● **Written tasks**:
[1] In the Army robotics article, repeat the text between "Jaret C. Riddick, director" and "will look like.", inclusive, switching "commercial manufacturers" to "private companies".
[2] According to the Army robotics article, what job does Jaret C. Riddick hold?
[3] Finish out the next part of the Army robotics article, picking up after its final sentence.

● **Document text**:

= = =

The ARL’s development of autonomous vehicles will resemble a degree program.

Robots that will equip the future U.S. Army will progress through an academic type of development that ultimately will have them graduate with full autonomy as equal partners with soldiers on the battlefield, if the Army Research Laboratory has its way. This learning regimen will allow them to grow into their roles as they mature from teleoperated machines to guided apprentices on their way to fully skilled battlefield operators that are teammates with warfighters.

The laboratory also will go to school as its robotics research bears fruit. It will explore just what types of robots can be delivered to the Army, and the outcomes of this expertise will shape Army concepts for both hardware and operations, says a laboratory official. This robotics research may spawn the development of a robotic proving ground that validates designs and capabilities in Army operations.

Jaret C. Riddick, director of the Vehicle Technology Directorate at the Army Research Laboratory (ARL), emphasizes that the lab neither produces a product nor competes with commercial manufacturers. Instead, it is working on technologies to enable advances for future soldiers and, where possible, demonstrate those technologies in relevant environments to help the warfighter imagine what the future battlefield actually will look like.

“There is an acknowledgment within the leadership in the Army that we are at a potential technology overmatch tipping point,” Riddick declares. “A further acknowledgment is that the battlefield of the future will see more and more autonomous systems employed.”

= = =

● **Records shown**:
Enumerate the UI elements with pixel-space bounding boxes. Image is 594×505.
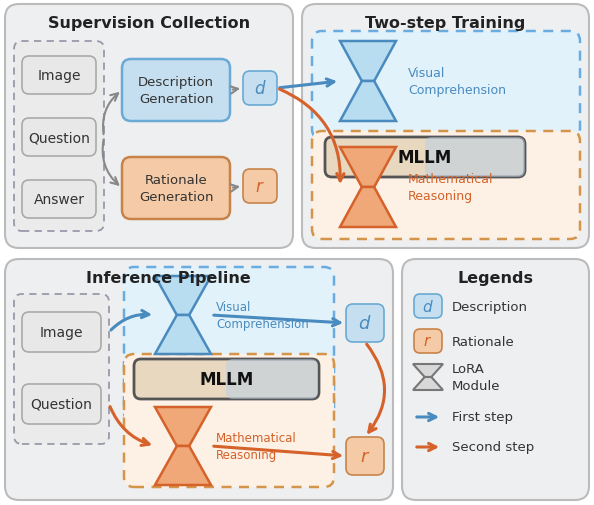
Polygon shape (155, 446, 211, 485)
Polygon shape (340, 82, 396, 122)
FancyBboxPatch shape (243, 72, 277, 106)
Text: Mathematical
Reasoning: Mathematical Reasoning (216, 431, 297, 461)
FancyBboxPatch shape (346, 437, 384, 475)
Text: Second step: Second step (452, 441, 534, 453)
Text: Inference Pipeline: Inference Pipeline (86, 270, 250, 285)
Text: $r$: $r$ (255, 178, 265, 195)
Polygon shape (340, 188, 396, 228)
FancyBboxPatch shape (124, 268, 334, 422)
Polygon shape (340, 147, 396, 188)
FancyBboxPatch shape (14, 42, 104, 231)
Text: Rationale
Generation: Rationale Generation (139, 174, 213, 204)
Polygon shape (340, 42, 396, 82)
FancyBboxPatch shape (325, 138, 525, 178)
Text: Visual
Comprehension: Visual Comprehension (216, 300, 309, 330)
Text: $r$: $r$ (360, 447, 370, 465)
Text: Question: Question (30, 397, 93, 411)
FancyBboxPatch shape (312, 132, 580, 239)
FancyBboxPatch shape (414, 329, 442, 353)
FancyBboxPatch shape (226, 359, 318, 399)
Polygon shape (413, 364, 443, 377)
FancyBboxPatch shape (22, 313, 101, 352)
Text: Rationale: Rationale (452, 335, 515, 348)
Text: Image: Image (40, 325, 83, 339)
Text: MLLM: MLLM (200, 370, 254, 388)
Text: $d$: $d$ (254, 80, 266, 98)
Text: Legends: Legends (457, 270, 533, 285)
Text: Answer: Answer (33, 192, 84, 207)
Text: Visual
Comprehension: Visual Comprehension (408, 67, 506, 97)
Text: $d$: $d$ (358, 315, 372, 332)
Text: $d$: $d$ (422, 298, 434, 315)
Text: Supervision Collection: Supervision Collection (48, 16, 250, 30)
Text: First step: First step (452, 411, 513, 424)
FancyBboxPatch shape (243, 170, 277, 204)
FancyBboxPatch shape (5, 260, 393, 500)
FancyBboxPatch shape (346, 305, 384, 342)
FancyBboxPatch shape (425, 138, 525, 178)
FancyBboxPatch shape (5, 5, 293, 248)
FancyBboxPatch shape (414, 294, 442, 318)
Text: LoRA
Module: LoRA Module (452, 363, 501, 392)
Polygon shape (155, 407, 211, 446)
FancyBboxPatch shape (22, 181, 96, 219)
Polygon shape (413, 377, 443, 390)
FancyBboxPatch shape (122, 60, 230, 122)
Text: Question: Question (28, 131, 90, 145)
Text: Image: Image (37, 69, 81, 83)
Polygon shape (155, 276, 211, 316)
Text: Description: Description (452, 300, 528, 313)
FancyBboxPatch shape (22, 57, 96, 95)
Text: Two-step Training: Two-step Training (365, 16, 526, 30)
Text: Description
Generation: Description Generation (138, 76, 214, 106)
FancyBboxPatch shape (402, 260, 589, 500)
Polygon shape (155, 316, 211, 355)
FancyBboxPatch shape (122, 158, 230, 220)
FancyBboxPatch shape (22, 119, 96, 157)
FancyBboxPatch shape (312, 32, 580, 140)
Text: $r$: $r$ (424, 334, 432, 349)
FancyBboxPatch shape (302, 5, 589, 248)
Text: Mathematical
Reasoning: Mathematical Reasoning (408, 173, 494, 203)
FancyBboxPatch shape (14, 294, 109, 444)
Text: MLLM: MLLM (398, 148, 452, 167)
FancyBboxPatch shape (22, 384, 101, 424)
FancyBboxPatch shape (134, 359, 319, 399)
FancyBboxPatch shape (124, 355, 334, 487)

= = =

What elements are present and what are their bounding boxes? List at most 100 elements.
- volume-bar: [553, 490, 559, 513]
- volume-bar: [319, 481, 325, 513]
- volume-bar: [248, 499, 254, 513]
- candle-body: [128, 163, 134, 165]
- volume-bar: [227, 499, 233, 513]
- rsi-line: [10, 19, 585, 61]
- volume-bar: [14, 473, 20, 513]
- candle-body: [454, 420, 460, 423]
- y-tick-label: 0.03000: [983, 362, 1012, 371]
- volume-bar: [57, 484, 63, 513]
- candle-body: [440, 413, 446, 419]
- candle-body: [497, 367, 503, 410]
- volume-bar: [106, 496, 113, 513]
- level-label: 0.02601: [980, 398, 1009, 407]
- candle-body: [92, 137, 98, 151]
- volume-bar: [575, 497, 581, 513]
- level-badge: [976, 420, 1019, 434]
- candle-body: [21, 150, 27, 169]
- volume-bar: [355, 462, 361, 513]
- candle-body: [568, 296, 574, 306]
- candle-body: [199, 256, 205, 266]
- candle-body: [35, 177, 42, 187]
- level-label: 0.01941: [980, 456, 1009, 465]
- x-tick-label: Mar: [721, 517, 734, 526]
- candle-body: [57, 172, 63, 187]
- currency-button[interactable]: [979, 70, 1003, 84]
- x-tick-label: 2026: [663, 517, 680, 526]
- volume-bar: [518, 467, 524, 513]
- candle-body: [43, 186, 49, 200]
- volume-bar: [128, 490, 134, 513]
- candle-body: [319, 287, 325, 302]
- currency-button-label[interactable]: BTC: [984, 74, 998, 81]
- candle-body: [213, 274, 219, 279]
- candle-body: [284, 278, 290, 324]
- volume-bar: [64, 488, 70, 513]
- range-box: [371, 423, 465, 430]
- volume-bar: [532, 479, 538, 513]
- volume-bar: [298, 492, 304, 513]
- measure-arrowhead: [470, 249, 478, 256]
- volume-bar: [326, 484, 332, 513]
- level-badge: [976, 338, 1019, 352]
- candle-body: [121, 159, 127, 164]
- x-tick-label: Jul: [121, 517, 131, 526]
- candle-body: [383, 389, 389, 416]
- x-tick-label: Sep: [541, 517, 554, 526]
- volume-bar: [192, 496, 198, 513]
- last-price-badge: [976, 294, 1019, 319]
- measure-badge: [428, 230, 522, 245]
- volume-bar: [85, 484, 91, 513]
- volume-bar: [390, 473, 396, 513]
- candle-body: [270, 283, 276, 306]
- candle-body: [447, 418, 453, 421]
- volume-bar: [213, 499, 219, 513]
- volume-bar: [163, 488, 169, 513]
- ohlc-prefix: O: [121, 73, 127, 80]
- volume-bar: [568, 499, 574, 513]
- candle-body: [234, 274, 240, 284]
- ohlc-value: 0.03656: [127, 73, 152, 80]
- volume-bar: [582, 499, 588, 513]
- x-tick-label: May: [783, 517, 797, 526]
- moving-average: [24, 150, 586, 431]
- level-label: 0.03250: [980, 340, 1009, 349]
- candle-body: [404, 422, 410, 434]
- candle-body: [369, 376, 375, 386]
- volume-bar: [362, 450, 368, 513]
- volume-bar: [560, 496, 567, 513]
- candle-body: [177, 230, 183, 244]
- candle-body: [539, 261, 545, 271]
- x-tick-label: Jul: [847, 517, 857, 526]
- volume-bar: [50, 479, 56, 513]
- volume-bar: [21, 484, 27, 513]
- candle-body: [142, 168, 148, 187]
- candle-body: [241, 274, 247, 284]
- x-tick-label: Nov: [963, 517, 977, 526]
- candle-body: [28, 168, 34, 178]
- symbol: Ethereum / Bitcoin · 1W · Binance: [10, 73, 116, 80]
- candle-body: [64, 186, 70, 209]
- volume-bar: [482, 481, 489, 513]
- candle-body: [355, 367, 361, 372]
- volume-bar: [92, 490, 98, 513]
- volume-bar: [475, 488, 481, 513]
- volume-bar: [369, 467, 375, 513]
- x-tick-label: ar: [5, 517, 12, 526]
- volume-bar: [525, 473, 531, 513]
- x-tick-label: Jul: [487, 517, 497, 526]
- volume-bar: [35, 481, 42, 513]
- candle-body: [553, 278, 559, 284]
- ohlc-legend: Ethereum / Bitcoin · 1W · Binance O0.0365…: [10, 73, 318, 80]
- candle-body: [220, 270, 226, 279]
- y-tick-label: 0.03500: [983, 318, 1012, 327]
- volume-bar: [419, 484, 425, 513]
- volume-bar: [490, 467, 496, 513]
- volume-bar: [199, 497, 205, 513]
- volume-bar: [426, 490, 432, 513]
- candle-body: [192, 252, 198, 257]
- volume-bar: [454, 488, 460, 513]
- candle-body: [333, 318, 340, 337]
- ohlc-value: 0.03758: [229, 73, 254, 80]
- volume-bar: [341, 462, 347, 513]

= = =

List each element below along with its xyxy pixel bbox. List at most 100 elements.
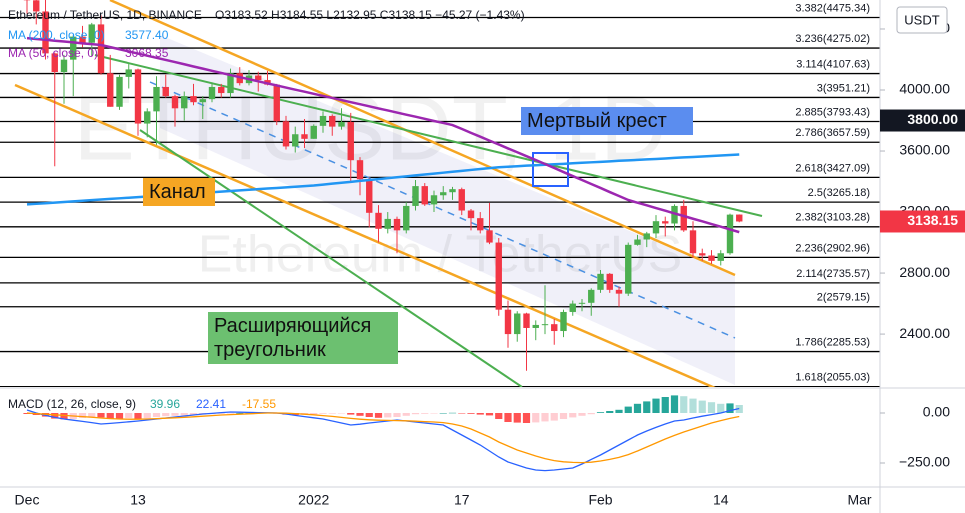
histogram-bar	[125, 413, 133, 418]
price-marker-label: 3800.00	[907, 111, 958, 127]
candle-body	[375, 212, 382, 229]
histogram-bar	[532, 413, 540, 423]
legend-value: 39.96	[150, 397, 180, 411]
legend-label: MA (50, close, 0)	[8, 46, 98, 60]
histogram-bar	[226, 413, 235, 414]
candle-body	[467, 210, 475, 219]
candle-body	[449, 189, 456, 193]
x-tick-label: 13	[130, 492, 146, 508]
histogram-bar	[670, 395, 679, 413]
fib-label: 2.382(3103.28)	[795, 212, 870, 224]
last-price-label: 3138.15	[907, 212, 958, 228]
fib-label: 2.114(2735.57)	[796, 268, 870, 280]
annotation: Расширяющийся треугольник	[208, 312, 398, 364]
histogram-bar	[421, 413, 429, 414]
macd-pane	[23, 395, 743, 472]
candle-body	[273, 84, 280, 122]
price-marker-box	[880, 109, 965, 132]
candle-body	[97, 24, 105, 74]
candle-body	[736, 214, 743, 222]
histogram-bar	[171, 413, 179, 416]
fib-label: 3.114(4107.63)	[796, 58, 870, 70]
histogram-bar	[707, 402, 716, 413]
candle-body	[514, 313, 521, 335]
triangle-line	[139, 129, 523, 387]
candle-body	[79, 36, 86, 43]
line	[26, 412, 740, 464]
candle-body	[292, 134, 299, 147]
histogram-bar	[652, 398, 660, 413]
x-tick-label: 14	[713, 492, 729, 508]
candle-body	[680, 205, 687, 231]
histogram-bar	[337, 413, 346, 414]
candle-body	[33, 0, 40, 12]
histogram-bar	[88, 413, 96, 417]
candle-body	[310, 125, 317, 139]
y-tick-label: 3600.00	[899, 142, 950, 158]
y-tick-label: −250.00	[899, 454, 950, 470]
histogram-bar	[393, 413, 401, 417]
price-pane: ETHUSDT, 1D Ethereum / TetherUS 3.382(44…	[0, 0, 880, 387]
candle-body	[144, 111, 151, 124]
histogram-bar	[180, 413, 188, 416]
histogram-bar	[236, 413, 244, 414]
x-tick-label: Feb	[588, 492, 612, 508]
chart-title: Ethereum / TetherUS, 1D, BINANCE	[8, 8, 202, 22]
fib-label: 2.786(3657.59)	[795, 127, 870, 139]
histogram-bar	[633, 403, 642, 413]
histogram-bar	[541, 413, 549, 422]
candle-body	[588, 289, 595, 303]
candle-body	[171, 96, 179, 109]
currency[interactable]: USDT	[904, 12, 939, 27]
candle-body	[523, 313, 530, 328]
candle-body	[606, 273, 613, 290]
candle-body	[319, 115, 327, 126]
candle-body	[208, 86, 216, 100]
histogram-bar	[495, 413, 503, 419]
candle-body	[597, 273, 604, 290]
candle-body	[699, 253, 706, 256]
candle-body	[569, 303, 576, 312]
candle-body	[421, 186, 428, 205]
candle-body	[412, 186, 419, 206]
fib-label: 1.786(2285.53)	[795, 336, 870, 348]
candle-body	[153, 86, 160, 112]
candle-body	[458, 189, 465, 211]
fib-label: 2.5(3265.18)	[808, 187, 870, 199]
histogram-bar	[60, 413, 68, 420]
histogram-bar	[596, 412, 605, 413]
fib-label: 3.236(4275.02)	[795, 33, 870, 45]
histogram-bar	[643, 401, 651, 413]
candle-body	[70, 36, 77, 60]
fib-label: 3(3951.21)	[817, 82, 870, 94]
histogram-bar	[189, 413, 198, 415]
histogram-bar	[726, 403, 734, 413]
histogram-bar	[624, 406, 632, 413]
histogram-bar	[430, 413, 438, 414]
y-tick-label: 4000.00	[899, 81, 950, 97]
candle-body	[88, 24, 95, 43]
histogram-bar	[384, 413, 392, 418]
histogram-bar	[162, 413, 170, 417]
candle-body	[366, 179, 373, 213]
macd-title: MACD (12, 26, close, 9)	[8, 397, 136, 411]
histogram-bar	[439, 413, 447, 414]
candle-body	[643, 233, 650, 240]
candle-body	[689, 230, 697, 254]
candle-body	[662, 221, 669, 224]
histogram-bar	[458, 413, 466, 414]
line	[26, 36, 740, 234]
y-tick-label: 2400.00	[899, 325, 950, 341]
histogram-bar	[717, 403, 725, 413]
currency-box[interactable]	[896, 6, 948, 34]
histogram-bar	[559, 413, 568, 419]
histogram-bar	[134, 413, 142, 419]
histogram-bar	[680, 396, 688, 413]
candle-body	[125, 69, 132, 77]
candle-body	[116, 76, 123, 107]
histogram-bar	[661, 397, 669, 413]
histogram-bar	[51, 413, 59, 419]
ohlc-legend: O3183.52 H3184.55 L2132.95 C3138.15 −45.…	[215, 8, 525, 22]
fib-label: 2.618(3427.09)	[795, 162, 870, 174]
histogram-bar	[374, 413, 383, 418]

= = =

● **Answers for this exercise**:
[1]
Jaret C. Riddick, director of the Vehicle Technology Directorate at the Army Research Laboratory (ARL), emphasizes that the lab neither produces a product nor competes with private companies. Instead, it is working on technologies to enable advances for future soldiers and, where possible, demonstrate those technologies in relevant environments to help the warfighter imagine what the future battlefield actually will look like.

[2] He is director of the Vehicle Technology Directorate at the Army Research Laboratory (ARL).

[3]
Current Army robots are teleoperated, meaning a human uses remote control to manage a robot. ARL research is focusing on fully autonomous vehicles that operate in concert with soldiers on the battlefield.

“We are going from [robots as] tools to teammates,” Riddick states.

The laboratory’s robotics efforts aim at enabling fully autonomous maneuver through complex environments. But Riddick emphasizes that this is about more than mobility. “It’s looking at how we move heterogeneous teams in space and time,” he says, adding that the heterogeneity refers to manned and unmanned systems. This type of robot would be highly or completely autonomous and able to work at operations tempo in either robot or mixed robot-human teams.

Achieving these goals will require significant advances in sensing, algorithms for perception and intelligence, and assured position, navigation and timing. It also will require resilient networks as well as manipulation and mobility concepts for future autonomous platforms, including ground and air systems. This autonomy would be achieved in steps over time, with robots gaining increasing amounts of independence as technology advances.

Riddick explains that near-term robotic applications are geared toward larger ground systems. For example, the Army’s next-generation combat vehicle cross-functional team (NGCV CFT) is pursuing a robotic unmanned vehicle as one goal. Plans currently call for two manned and four unmanned prototype vehicles to be delivered by the end of fiscal year 2019.

For Army aviation, the next-generation unmanned aerial system (UAS) will be able to operate in manned-unmanned teaming with future rotorcraft, Riddick continues. These tactical UASs also will gain increasing degrees of autonomy over time so they can operate in anti-access/area-denial environments without communication networks.

In all these endeavors, the ARL will affect robots’ autonomous capabilities through its work in artificial intelligence (AI) and machine learning, Riddick states. These capabilities, which are maturing within the ARL and the overall Army science and technology community, are foundational to what the robotic systems are being designed to accomplish.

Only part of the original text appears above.